▶ [DATA LISTING]:
· · · · · · ·

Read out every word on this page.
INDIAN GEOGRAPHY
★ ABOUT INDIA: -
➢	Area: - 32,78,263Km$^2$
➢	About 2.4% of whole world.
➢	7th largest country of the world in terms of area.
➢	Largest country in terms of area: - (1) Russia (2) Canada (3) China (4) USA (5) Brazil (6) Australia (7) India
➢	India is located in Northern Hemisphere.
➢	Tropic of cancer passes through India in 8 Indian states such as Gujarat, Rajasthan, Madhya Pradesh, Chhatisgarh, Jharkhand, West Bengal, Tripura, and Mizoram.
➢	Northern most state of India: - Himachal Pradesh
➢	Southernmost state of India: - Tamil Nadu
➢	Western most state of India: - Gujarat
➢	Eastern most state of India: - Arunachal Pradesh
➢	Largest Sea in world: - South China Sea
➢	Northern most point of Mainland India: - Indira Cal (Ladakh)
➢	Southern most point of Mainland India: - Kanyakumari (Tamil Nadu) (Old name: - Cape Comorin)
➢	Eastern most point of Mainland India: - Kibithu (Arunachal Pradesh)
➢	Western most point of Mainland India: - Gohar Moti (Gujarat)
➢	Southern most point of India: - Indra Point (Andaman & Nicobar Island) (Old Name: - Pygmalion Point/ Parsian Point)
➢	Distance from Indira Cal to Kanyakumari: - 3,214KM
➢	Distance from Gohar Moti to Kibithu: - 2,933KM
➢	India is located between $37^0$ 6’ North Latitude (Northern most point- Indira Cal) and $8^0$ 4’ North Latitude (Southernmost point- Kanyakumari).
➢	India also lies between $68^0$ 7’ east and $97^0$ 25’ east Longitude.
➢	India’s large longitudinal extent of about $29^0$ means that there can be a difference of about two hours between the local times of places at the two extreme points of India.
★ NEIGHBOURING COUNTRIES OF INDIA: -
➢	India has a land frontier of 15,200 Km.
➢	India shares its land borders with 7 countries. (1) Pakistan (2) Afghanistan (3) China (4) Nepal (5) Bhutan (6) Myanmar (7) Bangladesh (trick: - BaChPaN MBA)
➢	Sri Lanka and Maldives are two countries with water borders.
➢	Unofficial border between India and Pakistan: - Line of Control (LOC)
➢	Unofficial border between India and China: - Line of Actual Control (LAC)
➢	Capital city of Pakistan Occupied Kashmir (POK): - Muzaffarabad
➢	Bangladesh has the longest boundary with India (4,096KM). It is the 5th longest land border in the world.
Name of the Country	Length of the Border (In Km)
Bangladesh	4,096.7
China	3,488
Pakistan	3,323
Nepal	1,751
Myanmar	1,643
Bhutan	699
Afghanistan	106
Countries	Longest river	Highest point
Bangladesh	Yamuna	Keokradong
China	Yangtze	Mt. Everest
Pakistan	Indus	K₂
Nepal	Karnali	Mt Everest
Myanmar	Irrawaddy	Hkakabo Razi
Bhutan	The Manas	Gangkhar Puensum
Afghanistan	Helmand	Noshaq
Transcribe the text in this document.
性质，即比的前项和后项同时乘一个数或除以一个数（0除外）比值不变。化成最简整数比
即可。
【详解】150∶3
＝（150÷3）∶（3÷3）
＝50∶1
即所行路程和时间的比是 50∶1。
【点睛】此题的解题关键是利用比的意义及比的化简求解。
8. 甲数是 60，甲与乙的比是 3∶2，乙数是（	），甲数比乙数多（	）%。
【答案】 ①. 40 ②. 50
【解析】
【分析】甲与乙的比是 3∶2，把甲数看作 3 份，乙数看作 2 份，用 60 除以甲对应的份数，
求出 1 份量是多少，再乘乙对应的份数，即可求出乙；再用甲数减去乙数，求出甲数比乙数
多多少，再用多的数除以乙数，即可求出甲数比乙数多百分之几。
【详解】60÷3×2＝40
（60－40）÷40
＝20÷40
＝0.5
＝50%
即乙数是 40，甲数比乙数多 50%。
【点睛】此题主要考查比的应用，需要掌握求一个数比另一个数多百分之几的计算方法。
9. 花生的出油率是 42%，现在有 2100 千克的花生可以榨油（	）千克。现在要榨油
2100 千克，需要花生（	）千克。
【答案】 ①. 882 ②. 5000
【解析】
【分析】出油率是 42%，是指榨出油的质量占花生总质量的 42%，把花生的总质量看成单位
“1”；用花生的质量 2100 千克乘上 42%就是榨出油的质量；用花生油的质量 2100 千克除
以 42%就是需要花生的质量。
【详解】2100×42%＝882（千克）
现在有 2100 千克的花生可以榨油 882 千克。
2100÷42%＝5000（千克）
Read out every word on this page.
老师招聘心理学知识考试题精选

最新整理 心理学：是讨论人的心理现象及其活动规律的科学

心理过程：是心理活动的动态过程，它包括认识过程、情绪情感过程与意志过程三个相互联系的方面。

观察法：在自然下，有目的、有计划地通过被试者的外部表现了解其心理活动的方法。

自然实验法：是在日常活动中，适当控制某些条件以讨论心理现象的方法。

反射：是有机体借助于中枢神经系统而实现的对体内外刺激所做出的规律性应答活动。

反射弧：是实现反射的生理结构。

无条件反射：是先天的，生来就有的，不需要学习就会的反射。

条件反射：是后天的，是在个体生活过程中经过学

· · · · · · ·

▶ [WHAT YOU HAVE TO DO]: Word for word, restate all of the data shown above.

▶ [WRITTEN ANSWER]:
Read out every word on this page.
INDIAN GEOGRAPHY
★ ABOUT INDIA: -
➢	Area: - 32,78,263Km$^2$
➢	About 2.4% of whole world.
➢	7th largest country of the world in terms of area.
➢	Largest country in terms of area: - (1) Russia (2) Canada (3) China (4) USA (5) Brazil (6) Australia (7) India
➢	India is located in Northern Hemisphere.
➢	Tropic of cancer passes through India in 8 Indian states such as Gujarat, Rajasthan, Madhya Pradesh, Chhatisgarh, Jharkhand, West Bengal, Tripura, and Mizoram.
➢	Northern most state of India: - Himachal Pradesh
➢	Southernmost state of India: - Tamil Nadu
➢	Western most state of India: - Gujarat
➢	Eastern most state of India: - Arunachal Pradesh
➢	Largest Sea in world: - South China Sea
➢	Northern most point of Mainland India: - Indira Cal (Ladakh)
➢	Southern most point of Mainland India: - Kanyakumari (Tamil Nadu) (Old name: - Cape Comorin)
➢	Eastern most point of Mainland India: - Kibithu (Arunachal Pradesh)
➢	Western most point of Mainland India: - Gohar Moti (Gujarat)
➢	Southern most point of India: - Indra Point (Andaman & Nicobar Island) (Old Name: - Pygmalion Point/ Parsian Point)
➢	Distance from Indira Cal to Kanyakumari: - 3,214KM
➢	Distance from Gohar Moti to Kibithu: - 2,933KM
➢	India is located between $37^0$ 6’ North Latitude (Northern most point- Indira Cal) and $8^0$ 4’ North Latitude (Southernmost point- Kanyakumari).
➢	India also lies between $68^0$ 7’ east and $97^0$ 25’ east Longitude.
➢	India’s large longitudinal extent of about $29^0$ means that there can be a difference of about two hours between the local times of places at the two extreme points of India.
★ NEIGHBOURING COUNTRIES OF INDIA: -
➢	India has a land frontier of 15,200 Km.
➢	India shares its land borders with 7 countries. (1) Pakistan (2) Afghanistan (3) China (4) Nepal (5) Bhutan (6) Myanmar (7) Bangladesh (trick: - BaChPaN MBA)
➢	Sri Lanka and Maldives are two countries with water borders.
➢	Unofficial border between India and Pakistan: - Line of Control (LOC)
➢	Unofficial border between India and China: - Line of Actual Control (LAC)
➢	Capital city of Pakistan Occupied Kashmir (POK): - Muzaffarabad
➢	Bangladesh has the longest boundary with India (4,096KM). It is the 5th longest land border in the world.
Name of the Country	Length of the Border (In Km)
Bangladesh	4,096.7
China	3,488
Pakistan	3,323
Nepal	1,751
Myanmar	1,643
Bhutan	699
Afghanistan	106
Countries	Longest river	Highest point
Bangladesh	Yamuna	Keokradong
China	Yangtze	Mt. Everest
Pakistan	Indus	K₂
Nepal	Karnali	Mt Everest
Myanmar	Irrawaddy	Hkakabo Razi
Bhutan	The Manas	Gangkhar Puensum
Afghanistan	Helmand	Noshaq
Transcribe the text in this document.
性质，即比的前项和后项同时乘一个数或除以一个数（0除外）比值不变。化成最简整数比
即可。
【详解】150∶3
＝（150÷3）∶（3÷3）
＝50∶1
即所行路程和时间的比是 50∶1。
【点睛】此题的解题关键是利用比的意义及比的化简求解。
8. 甲数是 60，甲与乙的比是 3∶2，乙数是（	），甲数比乙数多（	）%。
【答案】 ①. 40 ②. 50
【解析】
【分析】甲与乙的比是 3∶2，把甲数看作 3 份，乙数看作 2 份，用 60 除以甲对应的份数，
求出 1 份量是多少，再乘乙对应的份数，即可求出乙；再用甲数减去乙数，求出甲数比乙数
多多少，再用多的数除以乙数，即可求出甲数比乙数多百分之几。
【详解】60÷3×2＝40
（60－40）÷40
＝20÷40
＝0.5
＝50%
即乙数是 40，甲数比乙数多 50%。
【点睛】此题主要考查比的应用，需要掌握求一个数比另一个数多百分之几的计算方法。
9. 花生的出油率是 42%，现在有 2100 千克的花生可以榨油（	）千克。现在要榨油
2100 千克，需要花生（	）千克。
【答案】 ①. 882 ②. 5000
【解析】
【分析】出油率是 42%，是指榨出油的质量占花生总质量的 42%，把花生的总质量看成单位
“1”；用花生的质量 2100 千克乘上 42%就是榨出油的质量；用花生油的质量 2100 千克除
以 42%就是需要花生的质量。
【详解】2100×42%＝882（千克）
现在有 2100 千克的花生可以榨油 882 千克。
2100÷42%＝5000（千克）
Read out every word on this page.
老师招聘心理学知识考试题精选

最新整理 心理学：是讨论人的心理现象及其活动规律的科学

心理过程：是心理活动的动态过程，它包括认识过程、情绪情感过程与意志过程三个相互联系的方面。

观察法：在自然下，有目的、有计划地通过被试者的外部表现了解其心理活动的方法。

自然实验法：是在日常活动中，适当控制某些条件以讨论心理现象的方法。

反射：是有机体借助于中枢神经系统而实现的对体内外刺激所做出的规律性应答活动。

反射弧：是实现反射的生理结构。

无条件反射：是先天的，生来就有的，不需要学习就会的反射。

条件反射：是后天的，是在个体生活过程中经过学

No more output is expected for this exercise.